- **CHALLENGE**:
Check every line of the data below for the string "type", and copy the ones that hold it.

- **GIVEN DATA**:
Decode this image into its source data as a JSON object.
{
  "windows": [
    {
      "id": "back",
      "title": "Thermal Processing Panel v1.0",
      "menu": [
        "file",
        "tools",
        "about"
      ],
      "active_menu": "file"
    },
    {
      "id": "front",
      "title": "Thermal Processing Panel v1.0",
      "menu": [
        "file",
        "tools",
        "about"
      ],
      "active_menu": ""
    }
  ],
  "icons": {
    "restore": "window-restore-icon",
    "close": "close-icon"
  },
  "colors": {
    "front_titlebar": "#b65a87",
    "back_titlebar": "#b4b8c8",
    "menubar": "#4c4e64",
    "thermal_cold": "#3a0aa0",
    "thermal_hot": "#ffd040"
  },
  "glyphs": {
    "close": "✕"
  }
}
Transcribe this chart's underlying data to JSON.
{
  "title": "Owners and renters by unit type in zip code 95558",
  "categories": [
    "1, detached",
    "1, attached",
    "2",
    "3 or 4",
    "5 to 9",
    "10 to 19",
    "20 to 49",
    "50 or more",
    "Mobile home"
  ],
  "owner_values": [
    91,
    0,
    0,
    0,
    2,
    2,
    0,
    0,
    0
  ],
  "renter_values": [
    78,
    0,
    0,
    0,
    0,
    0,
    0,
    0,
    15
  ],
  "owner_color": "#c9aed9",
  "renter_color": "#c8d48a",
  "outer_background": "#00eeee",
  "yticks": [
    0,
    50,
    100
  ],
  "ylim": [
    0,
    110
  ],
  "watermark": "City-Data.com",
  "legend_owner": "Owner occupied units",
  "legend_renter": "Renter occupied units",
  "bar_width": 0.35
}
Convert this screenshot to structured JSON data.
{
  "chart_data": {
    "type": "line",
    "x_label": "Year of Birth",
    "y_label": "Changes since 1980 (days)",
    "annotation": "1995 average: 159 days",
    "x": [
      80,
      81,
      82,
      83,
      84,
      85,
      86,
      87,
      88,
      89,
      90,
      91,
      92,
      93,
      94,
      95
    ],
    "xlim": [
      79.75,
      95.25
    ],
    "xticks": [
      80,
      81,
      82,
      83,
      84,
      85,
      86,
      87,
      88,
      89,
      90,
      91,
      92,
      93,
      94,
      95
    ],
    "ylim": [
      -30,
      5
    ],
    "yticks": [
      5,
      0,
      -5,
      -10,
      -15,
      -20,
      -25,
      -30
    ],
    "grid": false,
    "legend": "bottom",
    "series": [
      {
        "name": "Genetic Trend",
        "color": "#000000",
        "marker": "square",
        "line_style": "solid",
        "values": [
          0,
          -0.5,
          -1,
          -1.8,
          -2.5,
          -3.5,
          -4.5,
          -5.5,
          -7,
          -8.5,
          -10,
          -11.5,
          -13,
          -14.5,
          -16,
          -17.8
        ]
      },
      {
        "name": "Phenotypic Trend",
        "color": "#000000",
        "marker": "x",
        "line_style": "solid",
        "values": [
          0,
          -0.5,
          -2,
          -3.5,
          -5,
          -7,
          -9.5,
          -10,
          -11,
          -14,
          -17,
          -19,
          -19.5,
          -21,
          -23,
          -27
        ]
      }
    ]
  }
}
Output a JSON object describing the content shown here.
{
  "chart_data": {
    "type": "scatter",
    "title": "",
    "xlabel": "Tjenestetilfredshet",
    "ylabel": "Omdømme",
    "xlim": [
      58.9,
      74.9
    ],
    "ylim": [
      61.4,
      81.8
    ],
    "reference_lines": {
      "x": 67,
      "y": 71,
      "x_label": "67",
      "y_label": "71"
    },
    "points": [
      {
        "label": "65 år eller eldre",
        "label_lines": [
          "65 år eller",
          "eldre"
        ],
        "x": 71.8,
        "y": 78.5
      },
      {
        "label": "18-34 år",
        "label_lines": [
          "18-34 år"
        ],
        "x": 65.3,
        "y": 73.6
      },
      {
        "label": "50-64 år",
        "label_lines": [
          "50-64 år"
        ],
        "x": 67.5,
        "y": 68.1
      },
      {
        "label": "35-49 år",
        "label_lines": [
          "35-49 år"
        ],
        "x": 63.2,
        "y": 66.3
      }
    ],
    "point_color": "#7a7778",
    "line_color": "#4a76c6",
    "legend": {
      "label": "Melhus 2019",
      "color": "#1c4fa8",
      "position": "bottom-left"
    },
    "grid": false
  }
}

- **ANSWER TO THIS PROBLEM**:
  "title": "Owners and renters by unit type in zip code 95558",
    "type": "line",
    "type": "scatter",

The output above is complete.